— begin DATA EXCERPTS —

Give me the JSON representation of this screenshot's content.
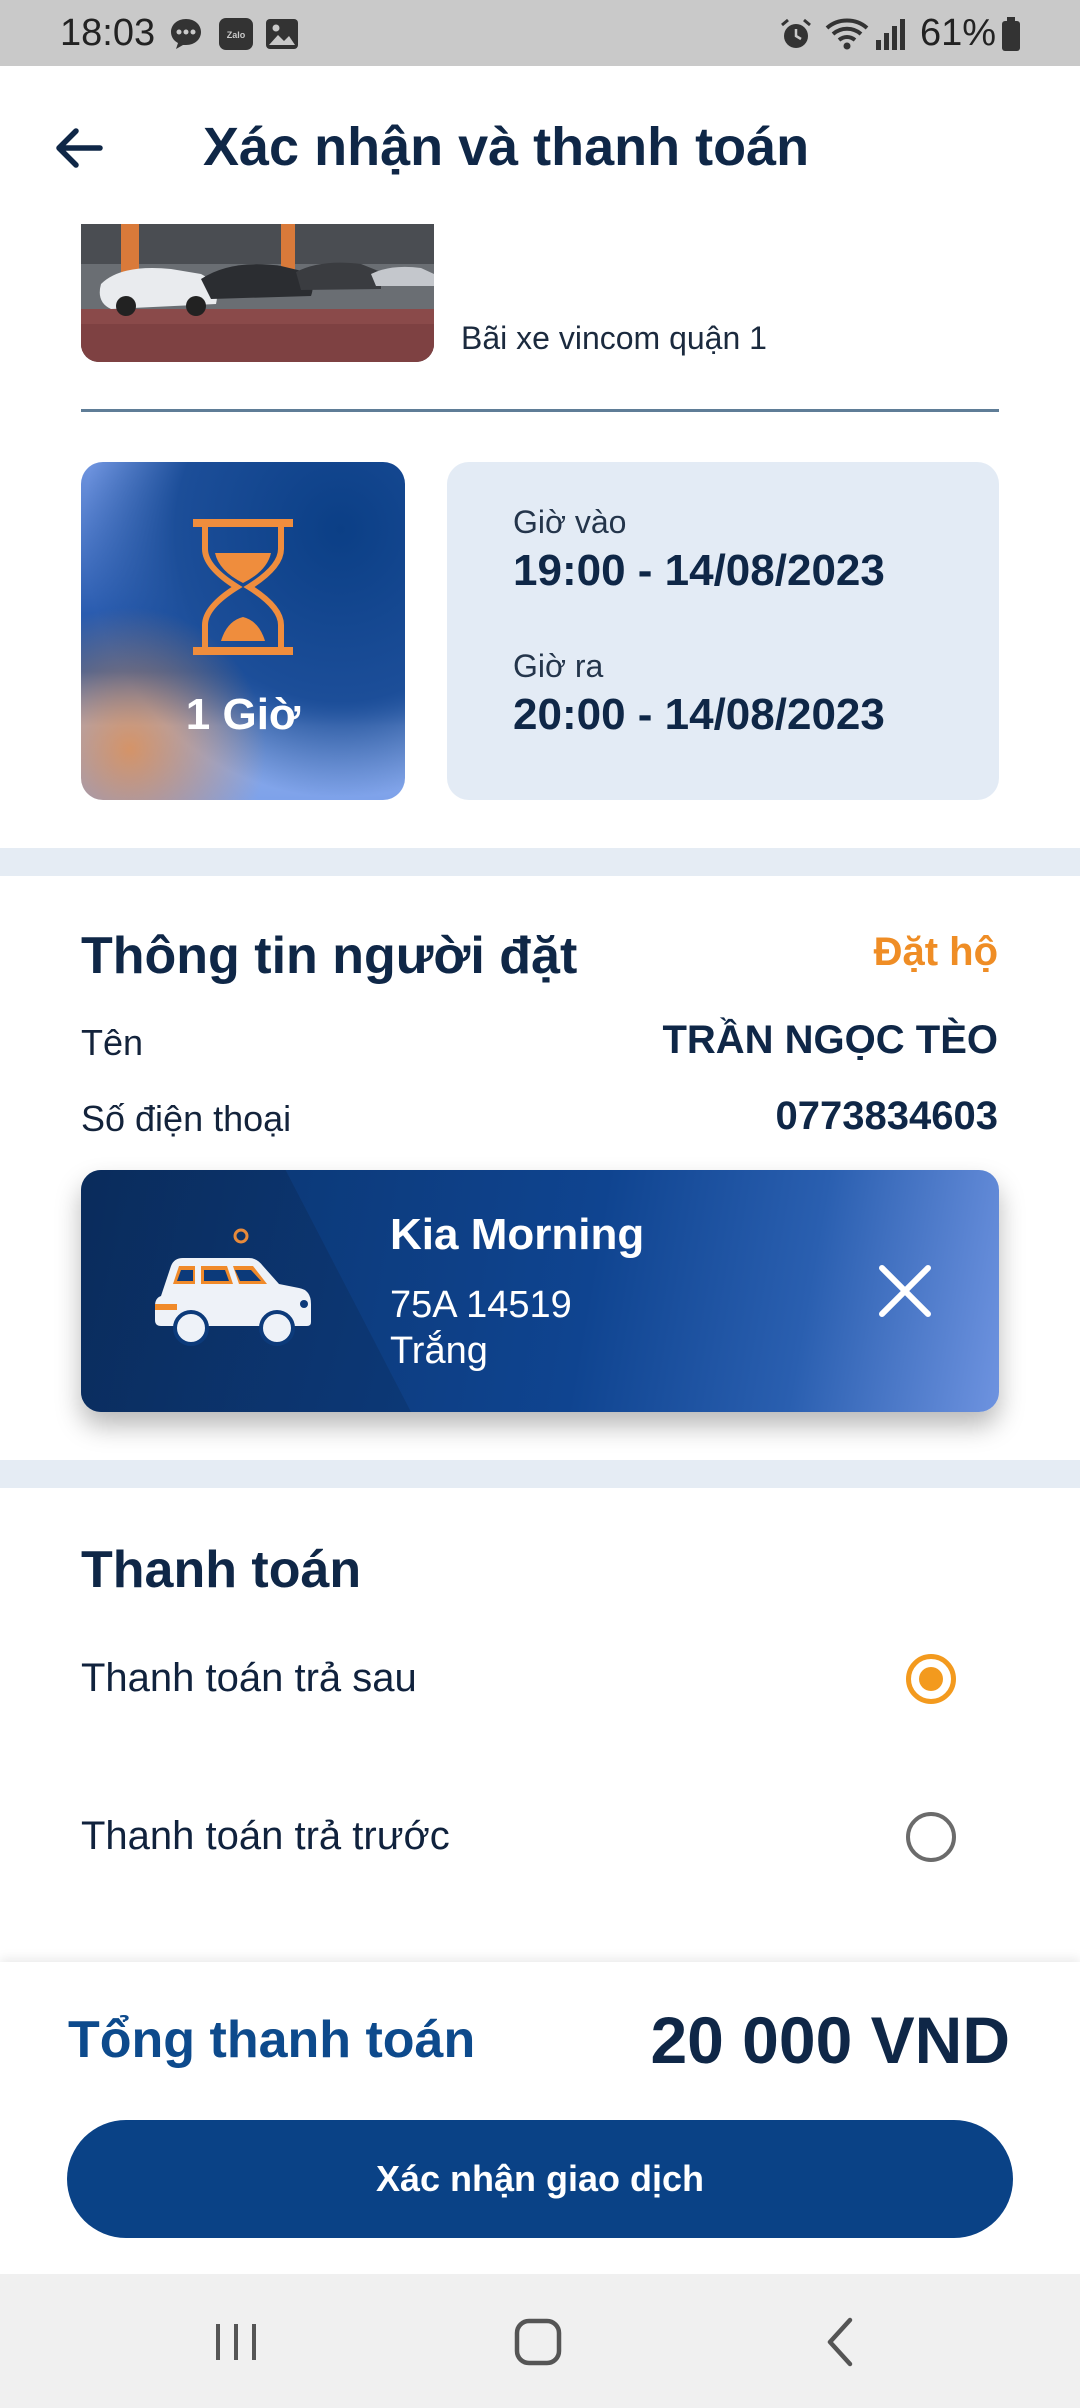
{
  "status_bar": {
    "time": "18:03",
    "battery": "61%",
    "icons": [
      "chat-bubble-icon",
      "zalo-icon",
      "gallery-icon",
      "alarm-icon",
      "wifi-icon",
      "signal-icon",
      "battery-icon"
    ]
  },
  "header": {
    "title": "Xác nhận và thanh toán",
    "back_icon": "arrow-left-icon"
  },
  "parking": {
    "lot_name": "Bãi xe vincom quận 1",
    "duration": "1 Giờ",
    "checkin_label": "Giờ vào",
    "checkin_value": "19:00 - 14/08/2023",
    "checkout_label": "Giờ ra",
    "checkout_value": "20:00 - 14/08/2023"
  },
  "booker": {
    "title": "Thông tin người đặt",
    "proxy_link": "Đặt hộ",
    "name_label": "Tên",
    "name_value": "TRẦN NGỌC TÈO",
    "phone_label": "Số điện thoại",
    "phone_value": "0773834603"
  },
  "vehicle": {
    "name": "Kia Morning",
    "plate": "75A 14519",
    "color": "Trắng"
  },
  "payment": {
    "title": "Thanh toán",
    "options": [
      {
        "label": "Thanh toán trả sau",
        "selected": true
      },
      {
        "label": "Thanh toán trả trước",
        "selected": false
      }
    ]
  },
  "footer": {
    "total_label": "Tổng thanh toán",
    "total_value": "20 000 VND",
    "confirm_label": "Xác nhận giao dịch"
  },
  "colors": {
    "primary": "#0a4286",
    "accent": "#f39a1e",
    "text_dark": "#0f2747",
    "card_bg": "#e3ebf5"
  }
}
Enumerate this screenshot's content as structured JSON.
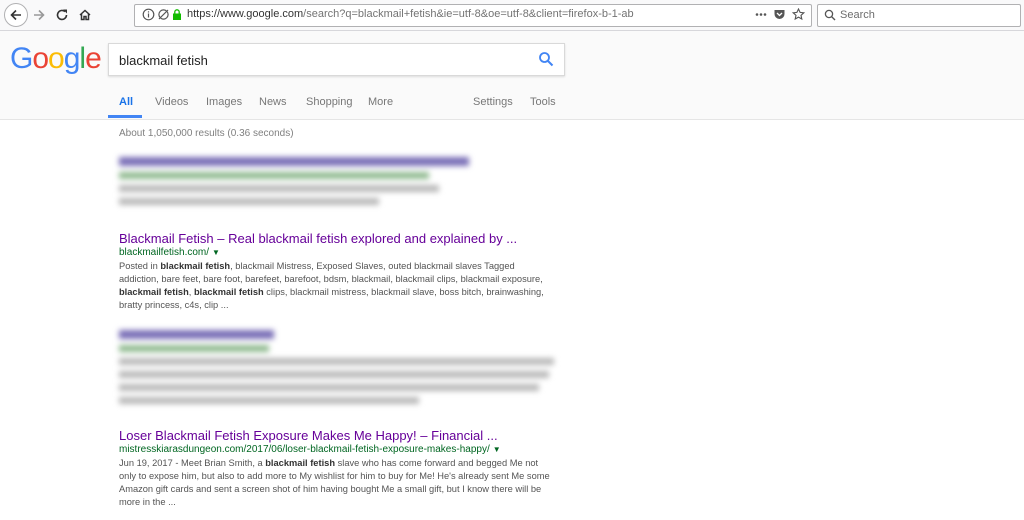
{
  "browser": {
    "url_base": "https://www.google.com",
    "url_rest": "/search?q=blackmail+fetish&ie=utf-8&oe=utf-8&client=firefox-b-1-ab",
    "search_placeholder": "Search",
    "icons": [
      "back-icon",
      "forward-icon",
      "reload-icon",
      "home-icon",
      "info-icon",
      "tracking-icon",
      "lock-icon",
      "more-icon",
      "pocket-icon",
      "bookmark-star-icon",
      "search-icon"
    ]
  },
  "google": {
    "logo": "Google",
    "query": "blackmail fetish",
    "tabs": [
      "All",
      "Videos",
      "Images",
      "News",
      "Shopping",
      "More"
    ],
    "right_tabs": [
      "Settings",
      "Tools"
    ],
    "stats": "About 1,050,000 results (0.36 seconds)"
  },
  "results": [
    {
      "title": "Blackmail Fetish – Real blackmail fetish explored and explained by ...",
      "url": "blackmailfetish.com/",
      "snippet_html": "Posted in <b>blackmail fetish</b>, blackmail Mistress, Exposed Slaves, outed blackmail slaves Tagged addiction, bare feet, bare foot, barefeet, barefoot, bdsm, blackmail, blackmail clips, blackmail exposure, <b>blackmail fetish</b>, <b>blackmail fetish</b> clips, blackmail mistress, blackmail slave, boss bitch, brainwashing, bratty princess, c4s, clip ..."
    },
    {
      "title": "Loser Blackmail Fetish Exposure Makes Me Happy! – Financial ...",
      "url": "mistresskiarasdungeon.com/2017/06/loser-blackmail-fetish-exposure-makes-happy/",
      "snippet_html": "Jun 19, 2017 - Meet Brian Smith, a <b>blackmail fetish</b> slave who has come forward and begged Me not only to expose him, but also to add more to My wishlist for him to buy for Me! He's already sent Me some Amazon gift cards and sent a screen shot of him having bought Me a small gift, but I know there will be more in the ..."
    }
  ],
  "colors": {
    "visited_link": "#660099",
    "url_green": "#006621",
    "accent_blue": "#4285f4"
  }
}
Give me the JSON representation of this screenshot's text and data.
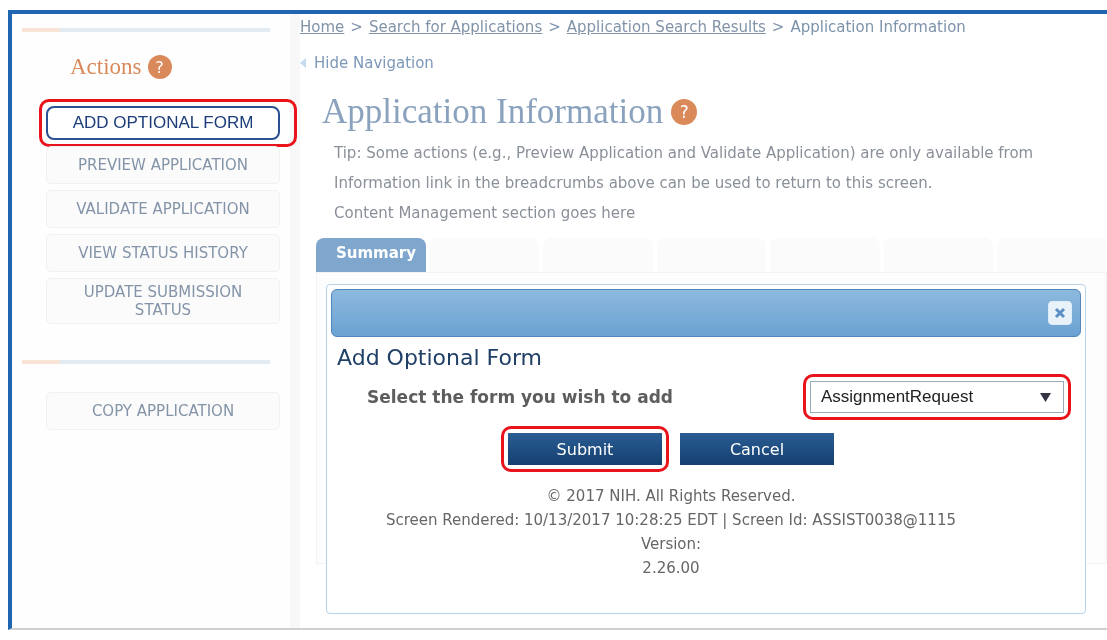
{
  "sidebar": {
    "heading": "Actions",
    "help_glyph": "?",
    "actions": [
      {
        "label": "ADD OPTIONAL FORM",
        "highlighted": true
      },
      {
        "label": "PREVIEW APPLICATION",
        "highlighted": false
      },
      {
        "label": "VALIDATE APPLICATION",
        "highlighted": false
      },
      {
        "label": "VIEW STATUS HISTORY",
        "highlighted": false
      },
      {
        "label": "UPDATE SUBMISSION STATUS",
        "highlighted": false
      }
    ],
    "secondary_actions": [
      {
        "label": "COPY APPLICATION",
        "highlighted": false
      }
    ]
  },
  "breadcrumbs": [
    {
      "label": "Home",
      "link": true
    },
    {
      "label": "Search for Applications",
      "link": true
    },
    {
      "label": "Application Search Results",
      "link": true
    },
    {
      "label": "Application Information",
      "link": false
    }
  ],
  "separator": ">",
  "hide_navigation": "Hide Navigation",
  "page_title": "Application Information",
  "title_help_glyph": "?",
  "tip": "Tip: Some actions (e.g., Preview Application and Validate Application) are only available from",
  "tip_line_2": "Information link in the breadcrumbs above can be used to return to this screen.",
  "content_note": "Content Management section goes here",
  "tabs": [
    {
      "label": "Summary",
      "selected": true
    },
    {
      "selected": false
    },
    {
      "selected": false
    },
    {
      "selected": false
    },
    {
      "selected": false
    },
    {
      "selected": false
    },
    {
      "selected": false
    }
  ],
  "dialog": {
    "title": "Add Optional Form",
    "prompt": "Select the form you wish to add",
    "select": {
      "value": "AssignmentRequest",
      "highlighted": true
    },
    "buttons": [
      {
        "label": "Submit",
        "highlighted": true
      },
      {
        "label": "Cancel",
        "highlighted": false
      }
    ],
    "footer": [
      "© 2017 NIH. All Rights Reserved.",
      "Screen Rendered: 10/13/2017 10:28:25 EDT | Screen Id: ASSIST0038@1115",
      "Version:",
      "2.26.00"
    ]
  }
}
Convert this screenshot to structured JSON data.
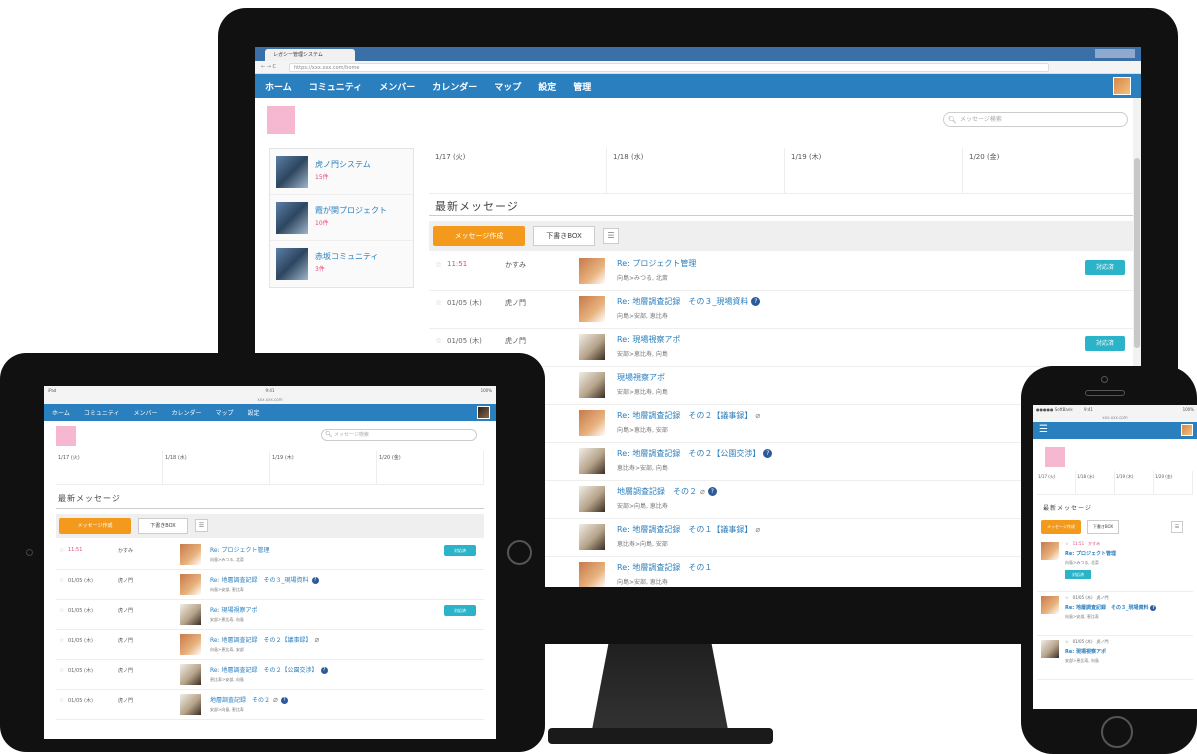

— end DATA EXCERPTS —

- INSTRUCTION -
Gather every line from the listing above in which "Information" appears, and copy those lines.

- SOLUTION -
      "label": "Application Information",
  "page_title": "Application Information",
  "tip_line_2": "Information link in the breadcrumbs above can be used to return to this screen.",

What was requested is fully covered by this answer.